··· Listed entries ···
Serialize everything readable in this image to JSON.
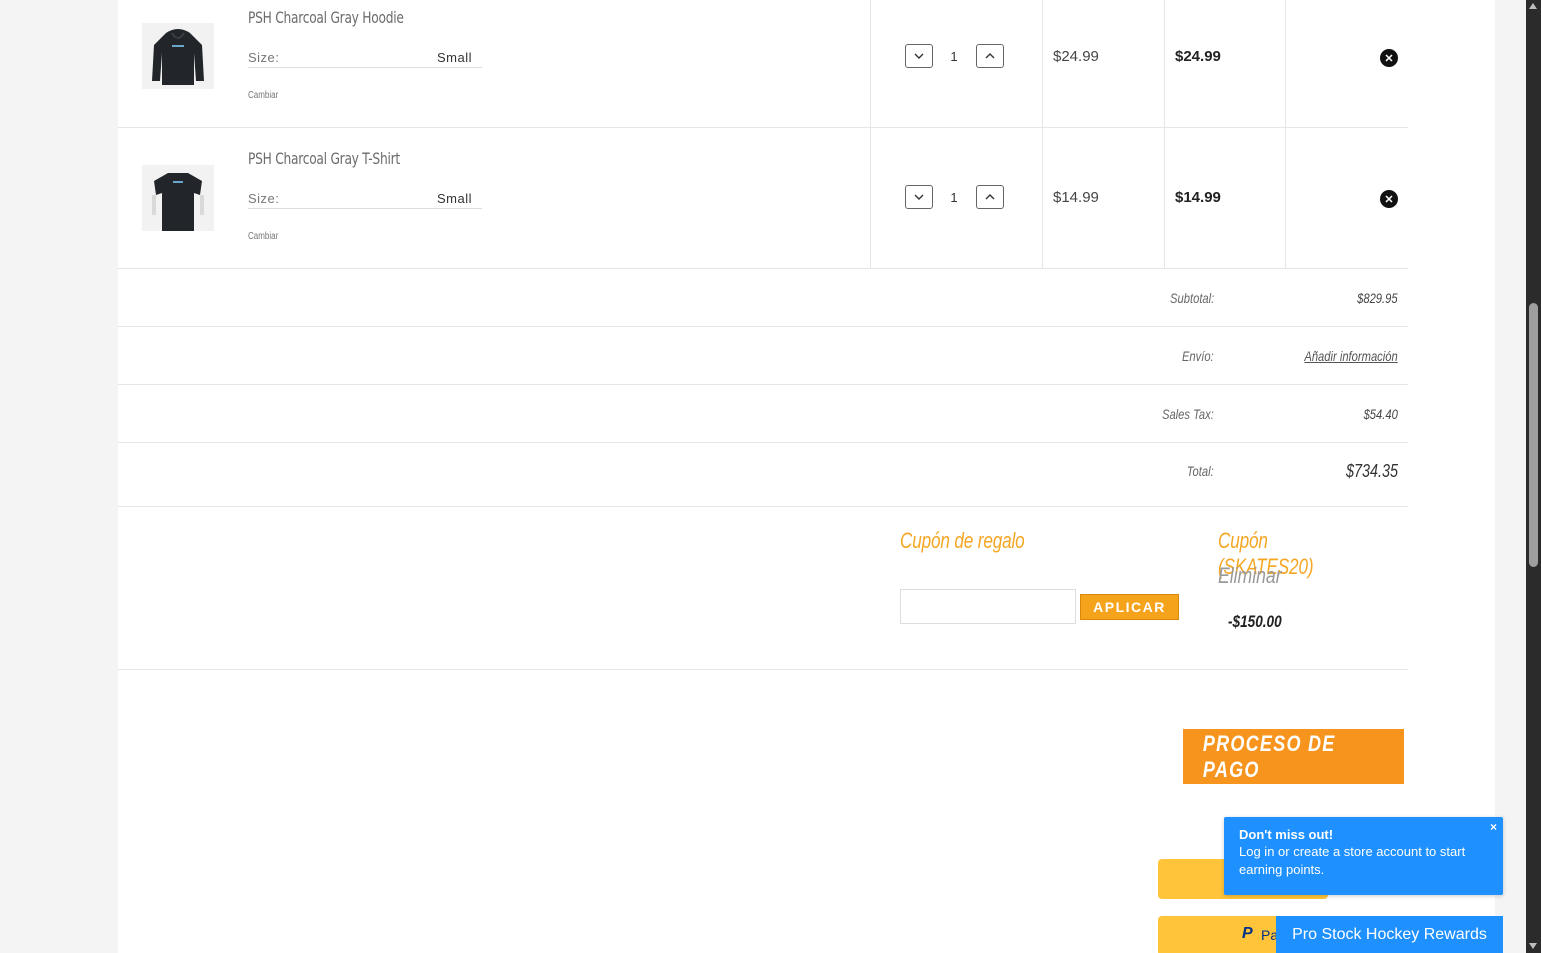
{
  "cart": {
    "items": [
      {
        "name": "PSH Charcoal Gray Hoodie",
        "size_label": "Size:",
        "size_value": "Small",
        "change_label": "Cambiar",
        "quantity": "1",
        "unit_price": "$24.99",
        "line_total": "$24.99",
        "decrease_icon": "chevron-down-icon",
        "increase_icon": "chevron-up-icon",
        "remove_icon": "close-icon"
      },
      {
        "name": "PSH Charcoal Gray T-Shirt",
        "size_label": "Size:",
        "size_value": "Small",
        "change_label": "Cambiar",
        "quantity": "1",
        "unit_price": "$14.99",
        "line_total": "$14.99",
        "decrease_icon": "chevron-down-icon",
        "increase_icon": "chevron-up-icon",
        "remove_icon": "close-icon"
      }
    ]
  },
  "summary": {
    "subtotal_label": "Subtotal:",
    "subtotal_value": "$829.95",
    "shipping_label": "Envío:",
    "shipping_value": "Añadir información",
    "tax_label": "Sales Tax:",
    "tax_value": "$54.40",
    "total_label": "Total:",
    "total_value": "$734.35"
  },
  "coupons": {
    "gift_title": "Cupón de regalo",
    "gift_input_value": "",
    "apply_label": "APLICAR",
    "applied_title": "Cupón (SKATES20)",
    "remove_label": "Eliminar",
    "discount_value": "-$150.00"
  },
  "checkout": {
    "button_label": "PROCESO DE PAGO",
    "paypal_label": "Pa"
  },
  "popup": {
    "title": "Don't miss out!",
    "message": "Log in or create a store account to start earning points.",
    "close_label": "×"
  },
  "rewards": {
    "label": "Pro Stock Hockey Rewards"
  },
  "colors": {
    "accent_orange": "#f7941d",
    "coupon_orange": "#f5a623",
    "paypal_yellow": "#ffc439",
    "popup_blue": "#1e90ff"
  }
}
···
··· Listed entries ···
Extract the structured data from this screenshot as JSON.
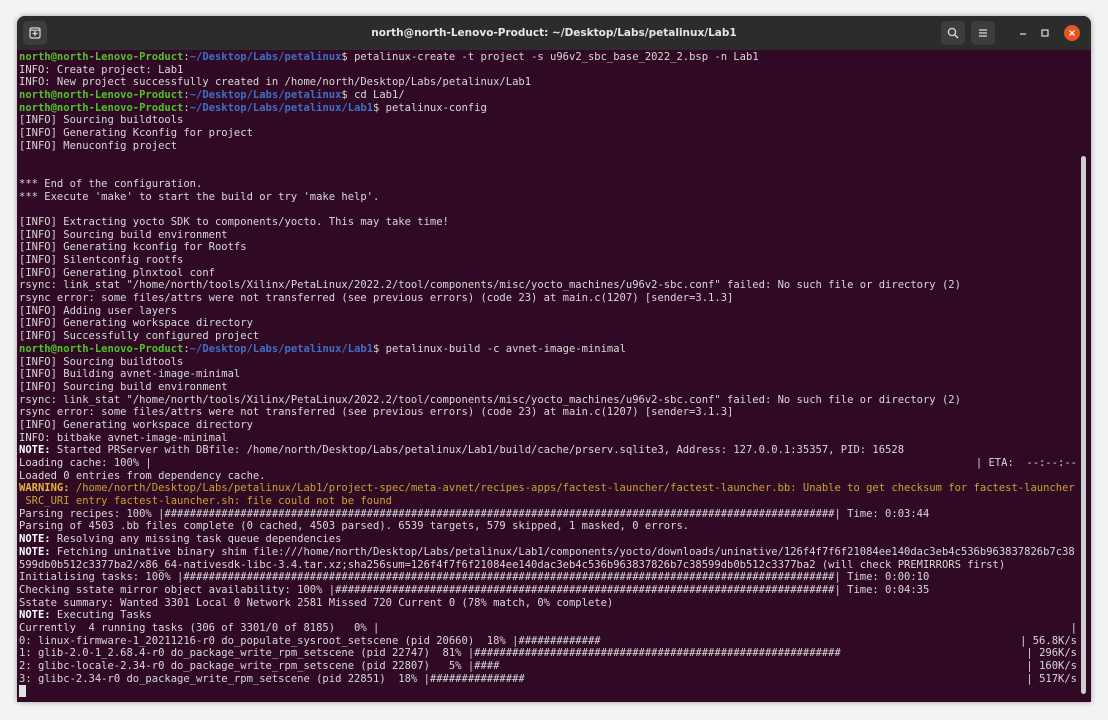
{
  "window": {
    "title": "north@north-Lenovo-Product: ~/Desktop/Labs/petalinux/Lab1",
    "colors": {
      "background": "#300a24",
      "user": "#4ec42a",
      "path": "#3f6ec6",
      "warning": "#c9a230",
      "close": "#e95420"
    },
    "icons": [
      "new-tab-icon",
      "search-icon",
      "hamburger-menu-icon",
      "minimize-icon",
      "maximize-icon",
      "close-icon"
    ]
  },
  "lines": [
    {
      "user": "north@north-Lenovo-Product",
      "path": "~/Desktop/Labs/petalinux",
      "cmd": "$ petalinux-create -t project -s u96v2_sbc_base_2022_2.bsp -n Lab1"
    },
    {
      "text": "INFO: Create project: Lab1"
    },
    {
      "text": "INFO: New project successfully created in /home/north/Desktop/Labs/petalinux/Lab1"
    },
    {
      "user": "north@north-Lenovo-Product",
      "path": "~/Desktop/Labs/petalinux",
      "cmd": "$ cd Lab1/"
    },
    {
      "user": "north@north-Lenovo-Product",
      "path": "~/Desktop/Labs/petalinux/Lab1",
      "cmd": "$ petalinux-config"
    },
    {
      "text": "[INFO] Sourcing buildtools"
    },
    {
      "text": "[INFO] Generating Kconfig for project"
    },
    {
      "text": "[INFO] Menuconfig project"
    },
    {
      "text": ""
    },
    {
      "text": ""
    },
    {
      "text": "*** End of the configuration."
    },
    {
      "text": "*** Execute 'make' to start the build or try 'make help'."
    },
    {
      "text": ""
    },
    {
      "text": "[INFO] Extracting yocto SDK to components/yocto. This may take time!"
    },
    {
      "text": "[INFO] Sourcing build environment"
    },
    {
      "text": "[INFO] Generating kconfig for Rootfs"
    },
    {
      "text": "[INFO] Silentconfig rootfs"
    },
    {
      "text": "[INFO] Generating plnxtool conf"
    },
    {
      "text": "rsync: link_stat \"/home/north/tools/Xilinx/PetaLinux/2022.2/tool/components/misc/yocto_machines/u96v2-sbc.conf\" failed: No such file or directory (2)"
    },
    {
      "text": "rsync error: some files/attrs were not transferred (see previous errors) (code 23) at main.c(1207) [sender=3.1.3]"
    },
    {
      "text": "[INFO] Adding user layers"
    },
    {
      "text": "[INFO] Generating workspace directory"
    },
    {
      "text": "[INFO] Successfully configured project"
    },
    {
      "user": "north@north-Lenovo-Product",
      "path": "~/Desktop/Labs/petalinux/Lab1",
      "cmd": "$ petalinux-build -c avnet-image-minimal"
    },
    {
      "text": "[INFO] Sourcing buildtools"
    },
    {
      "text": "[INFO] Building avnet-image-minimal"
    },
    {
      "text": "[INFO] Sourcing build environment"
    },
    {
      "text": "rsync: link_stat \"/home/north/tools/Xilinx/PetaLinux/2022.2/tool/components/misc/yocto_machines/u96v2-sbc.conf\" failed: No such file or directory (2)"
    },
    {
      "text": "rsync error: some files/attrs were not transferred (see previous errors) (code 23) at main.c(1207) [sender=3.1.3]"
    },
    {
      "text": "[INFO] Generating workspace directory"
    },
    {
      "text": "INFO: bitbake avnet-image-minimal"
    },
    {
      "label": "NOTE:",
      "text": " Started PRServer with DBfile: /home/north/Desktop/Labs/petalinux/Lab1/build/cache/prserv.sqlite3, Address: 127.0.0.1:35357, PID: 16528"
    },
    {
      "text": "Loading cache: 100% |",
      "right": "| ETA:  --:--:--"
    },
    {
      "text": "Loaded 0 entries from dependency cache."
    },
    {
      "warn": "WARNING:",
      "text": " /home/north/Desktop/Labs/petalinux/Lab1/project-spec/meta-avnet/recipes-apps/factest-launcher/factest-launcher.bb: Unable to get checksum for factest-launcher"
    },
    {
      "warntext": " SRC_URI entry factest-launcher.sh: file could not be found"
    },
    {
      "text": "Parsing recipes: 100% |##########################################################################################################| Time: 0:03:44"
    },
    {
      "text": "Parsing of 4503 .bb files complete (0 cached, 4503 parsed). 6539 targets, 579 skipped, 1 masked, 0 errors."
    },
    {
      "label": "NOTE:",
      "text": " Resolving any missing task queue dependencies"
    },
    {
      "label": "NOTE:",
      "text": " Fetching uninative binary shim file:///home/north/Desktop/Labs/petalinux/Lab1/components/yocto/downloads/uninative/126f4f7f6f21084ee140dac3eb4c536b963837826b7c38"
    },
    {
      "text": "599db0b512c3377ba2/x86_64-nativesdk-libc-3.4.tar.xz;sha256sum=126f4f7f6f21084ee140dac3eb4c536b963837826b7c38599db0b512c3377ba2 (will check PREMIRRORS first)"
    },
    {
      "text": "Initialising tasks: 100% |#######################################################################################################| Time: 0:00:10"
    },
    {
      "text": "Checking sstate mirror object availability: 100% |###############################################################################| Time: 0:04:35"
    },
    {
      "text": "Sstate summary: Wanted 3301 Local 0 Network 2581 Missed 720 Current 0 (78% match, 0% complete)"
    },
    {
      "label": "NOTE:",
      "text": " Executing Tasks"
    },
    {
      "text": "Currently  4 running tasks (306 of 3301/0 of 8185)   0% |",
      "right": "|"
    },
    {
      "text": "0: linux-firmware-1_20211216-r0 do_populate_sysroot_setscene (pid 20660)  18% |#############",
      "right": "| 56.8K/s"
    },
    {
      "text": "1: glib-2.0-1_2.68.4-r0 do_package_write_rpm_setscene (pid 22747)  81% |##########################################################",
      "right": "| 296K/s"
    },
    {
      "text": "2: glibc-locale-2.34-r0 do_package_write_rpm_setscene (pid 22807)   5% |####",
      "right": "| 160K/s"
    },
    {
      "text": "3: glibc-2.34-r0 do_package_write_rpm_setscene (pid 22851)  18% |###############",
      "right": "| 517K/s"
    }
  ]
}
···
▸ **The exercise**
Pull out every line of the records that includes the string "glibc".

▸ **The reply**
      "text": "2: glibc-locale-2.34-r0 do_package_write_rpm_setscene (pid 22807)   5% |####",
      "text": "3: glibc-2.34-r0 do_package_write_rpm_setscene (pid 22851)  18% |###############",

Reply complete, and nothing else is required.